[TASK BRIEF] Locate all lines in the data below that hold "Peter" and show them.

##### EXTRACTED DATA

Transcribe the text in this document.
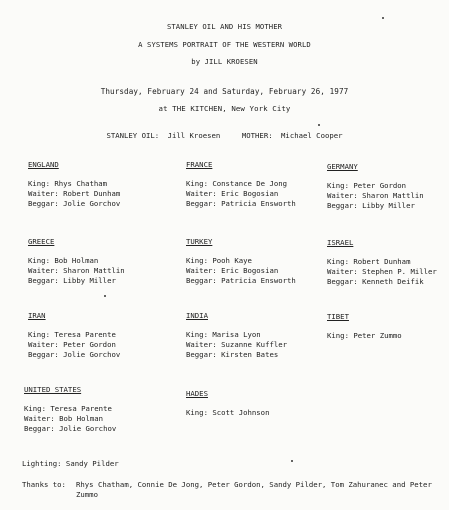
STANLEY OIL AND HIS MOTHER
A SYSTEMS PORTRAIT OF THE WESTERN WORLD
by JILL KROESEN
Thursday, February 24 and Saturday, February 26, 1977
at THE KITCHEN, New York City
STANLEY OIL: Jill Kroesen	MOTHER: Michael Cooper
ENGLAND
King: Rhys Chatham
Waiter: Robert Dunham
Beggar: Jolie Gorchov
FRANCE
King: Constance De Jong
Waiter: Eric Bogosian
Beggar: Patricia Ensworth
GERMANY
King: Peter Gordon
Waiter: Sharon Mattlin
Beggar: Libby Miller
GREECE
King: Bob Holman
Waiter: Sharon Mattlin
Beggar: Libby Miller
TURKEY
King: Pooh Kaye
Waiter: Eric Bogosian
Beggar: Patricia Ensworth
ISRAEL
King: Robert Dunham
Waiter: Stephen P. Miller
Beggar: Kenneth Deifik
IRAN
King: Teresa Parente
Waiter: Peter Gordon
Beggar: Jolie Gorchov
INDIA
King: Marisa Lyon
Waiter: Suzanne Kuffler
Beggar: Kirsten Bates
TIBET
King: Peter Zummo
UNITED STATES
King: Teresa Parente
Waiter: Bob Holman
Beggar: Jolie Gorchov
HADES
King: Scott Johnson
Lighting: Sandy Pilder
Thanks to: Rhys Chatham, Connie De Jong, Peter Gordon, Sandy Pilder, Tom Zahuranec and Peter Zummo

##########

[TASK SOLUTION]
King: Peter Gordon
Waiter: Peter Gordon
King: Peter Zummo
Thanks to: Rhys Chatham, Connie De Jong, Peter Gordon, Sandy Pilder, Tom Zahuranec and Peter Zummo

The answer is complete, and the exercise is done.